┌─ Data extract
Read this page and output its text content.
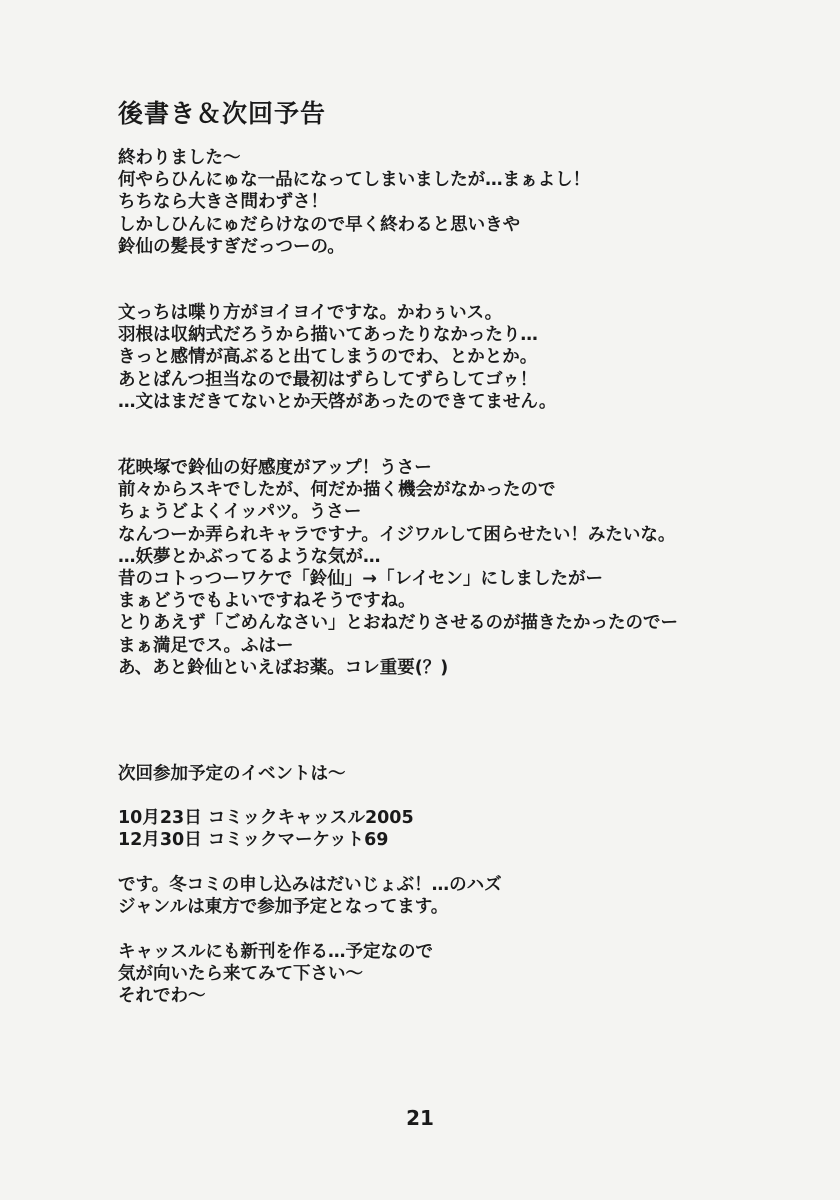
後書き＆次回予告
終わりました～
何やらひんにゅな一品になってしまいましたが…まぁよし！
ちちなら大きさ問わずさ！
しかしひんにゅだらけなので早く終わると思いきや
鈴仙の髪長すぎだっつーの。
文っちは喋り方がヨイヨイですな。かわぅいス。
羽根は収納式だろうから描いてあったりなかったり…
きっと感情が高ぶると出てしまうのでわ、とかとか。
あとぱんつ担当なので最初はずらしてずらしてゴゥ！
…文はまだきてないとか天啓があったのできてません。
花映塚で鈴仙の好感度がアップ！うさー
前々からスキでしたが、何だか描く機会がなかったので
ちょうどよくイッパツ。うさー
なんつーか弄られキャラですナ。イジワルして困らせたい！みたいな。
…妖夢とかぶってるような気が…
昔のコトっつーワケで「鈴仙」→「レイセン」にしましたがー
まぁどうでもよいですねそうですね。
とりあえず「ごめんなさい」とおねだりさせるのが描きたかったのでー
まぁ満足でス。ふはー
あ、あと鈴仙といえばお薬。コレ重要(？)
次回参加予定のイベントは～
10月23日 コミックキャッスル2005
12月30日 コミックマーケット69
です。冬コミの申し込みはだいじょぶ！…のハズ
ジャンルは東方で参加予定となってます。
キャッスルにも新刊を作る…予定なので
気が向いたら来てみて下さい～
それでわ～
21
└─
● **Exercise details**
Print the whole listing above once more, word for word, without its pictures.

● **Solution for this exercise**
Read this page and output its text content.
後書き＆次回予告
終わりました～
何やらひんにゅな一品になってしまいましたが…まぁよし！
ちちなら大きさ問わずさ！
しかしひんにゅだらけなので早く終わると思いきや
鈴仙の髪長すぎだっつーの。
文っちは喋り方がヨイヨイですな。かわぅいス。
羽根は収納式だろうから描いてあったりなかったり…
きっと感情が高ぶると出てしまうのでわ、とかとか。
あとぱんつ担当なので最初はずらしてずらしてゴゥ！
…文はまだきてないとか天啓があったのできてません。
花映塚で鈴仙の好感度がアップ！うさー
前々からスキでしたが、何だか描く機会がなかったので
ちょうどよくイッパツ。うさー
なんつーか弄られキャラですナ。イジワルして困らせたい！みたいな。
…妖夢とかぶってるような気が…
昔のコトっつーワケで「鈴仙」→「レイセン」にしましたがー
まぁどうでもよいですねそうですね。
とりあえず「ごめんなさい」とおねだりさせるのが描きたかったのでー
まぁ満足でス。ふはー
あ、あと鈴仙といえばお薬。コレ重要(？)
次回参加予定のイベントは～
10月23日 コミックキャッスル2005
12月30日 コミックマーケット69
です。冬コミの申し込みはだいじょぶ！…のハズ
ジャンルは東方で参加予定となってます。
キャッスルにも新刊を作る…予定なので
気が向いたら来てみて下さい～
それでわ～
21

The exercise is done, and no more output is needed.